***** Data for this task *****

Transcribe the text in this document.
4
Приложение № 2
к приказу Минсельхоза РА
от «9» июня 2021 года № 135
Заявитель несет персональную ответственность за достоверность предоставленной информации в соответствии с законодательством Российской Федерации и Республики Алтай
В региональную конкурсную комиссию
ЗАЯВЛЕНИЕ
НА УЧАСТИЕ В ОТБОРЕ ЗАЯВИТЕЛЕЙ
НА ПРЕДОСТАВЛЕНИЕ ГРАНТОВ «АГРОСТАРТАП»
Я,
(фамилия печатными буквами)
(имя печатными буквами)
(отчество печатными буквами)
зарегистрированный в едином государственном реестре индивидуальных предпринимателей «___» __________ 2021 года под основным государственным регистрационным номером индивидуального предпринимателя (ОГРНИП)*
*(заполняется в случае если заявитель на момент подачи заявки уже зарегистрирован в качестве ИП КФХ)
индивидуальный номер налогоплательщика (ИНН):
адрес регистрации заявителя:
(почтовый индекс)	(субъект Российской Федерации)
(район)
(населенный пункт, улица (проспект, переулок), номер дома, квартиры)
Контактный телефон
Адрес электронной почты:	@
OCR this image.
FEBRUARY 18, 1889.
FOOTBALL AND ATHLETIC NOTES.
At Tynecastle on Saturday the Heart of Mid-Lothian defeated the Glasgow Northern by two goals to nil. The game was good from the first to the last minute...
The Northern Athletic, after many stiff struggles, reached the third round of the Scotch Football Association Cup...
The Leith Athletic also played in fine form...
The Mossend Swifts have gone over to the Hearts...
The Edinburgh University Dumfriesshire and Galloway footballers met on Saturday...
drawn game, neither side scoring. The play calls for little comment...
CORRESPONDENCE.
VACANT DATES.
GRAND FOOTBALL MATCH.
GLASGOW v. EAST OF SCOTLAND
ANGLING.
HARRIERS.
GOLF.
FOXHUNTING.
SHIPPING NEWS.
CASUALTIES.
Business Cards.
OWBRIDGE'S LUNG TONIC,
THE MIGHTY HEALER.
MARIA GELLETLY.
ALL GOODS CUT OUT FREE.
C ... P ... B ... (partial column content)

*****

- **What you will do**: Set all of the entries down again, exactly as they were given.

- **Result for this exercise**:
Transcribe the text in this document.
4
Приложение № 2
к приказу Минсельхоза РА
от «9» июня 2021 года № 135
Заявитель несет персональную ответственность за достоверность предоставленной информации в соответствии с законодательством Российской Федерации и Республики Алтай
В региональную конкурсную комиссию
ЗАЯВЛЕНИЕ
НА УЧАСТИЕ В ОТБОРЕ ЗАЯВИТЕЛЕЙ
НА ПРЕДОСТАВЛЕНИЕ ГРАНТОВ «АГРОСТАРТАП»
Я,
(фамилия печатными буквами)
(имя печатными буквами)
(отчество печатными буквами)
зарегистрированный в едином государственном реестре индивидуальных предпринимателей «___» __________ 2021 года под основным государственным регистрационным номером индивидуального предпринимателя (ОГРНИП)*
*(заполняется в случае если заявитель на момент подачи заявки уже зарегистрирован в качестве ИП КФХ)
индивидуальный номер налогоплательщика (ИНН):
адрес регистрации заявителя:
(почтовый индекс)	(субъект Российской Федерации)
(район)
(населенный пункт, улица (проспект, переулок), номер дома, квартиры)
Контактный телефон
Адрес электронной почты:	@
OCR this image.
FEBRUARY 18, 1889.
FOOTBALL AND ATHLETIC NOTES.
At Tynecastle on Saturday the Heart of Mid-Lothian defeated the Glasgow Northern by two goals to nil. The game was good from the first to the last minute...
The Northern Athletic, after many stiff struggles, reached the third round of the Scotch Football Association Cup...
The Leith Athletic also played in fine form...
The Mossend Swifts have gone over to the Hearts...
The Edinburgh University Dumfriesshire and Galloway footballers met on Saturday...
drawn game, neither side scoring. The play calls for little comment...
CORRESPONDENCE.
VACANT DATES.
GRAND FOOTBALL MATCH.
GLASGOW v. EAST OF SCOTLAND
ANGLING.
HARRIERS.
GOLF.
FOXHUNTING.
SHIPPING NEWS.
CASUALTIES.
Business Cards.
OWBRIDGE'S LUNG TONIC,
THE MIGHTY HEALER.
MARIA GELLETLY.
ALL GOODS CUT OUT FREE.
C ... P ... B ... (partial column content)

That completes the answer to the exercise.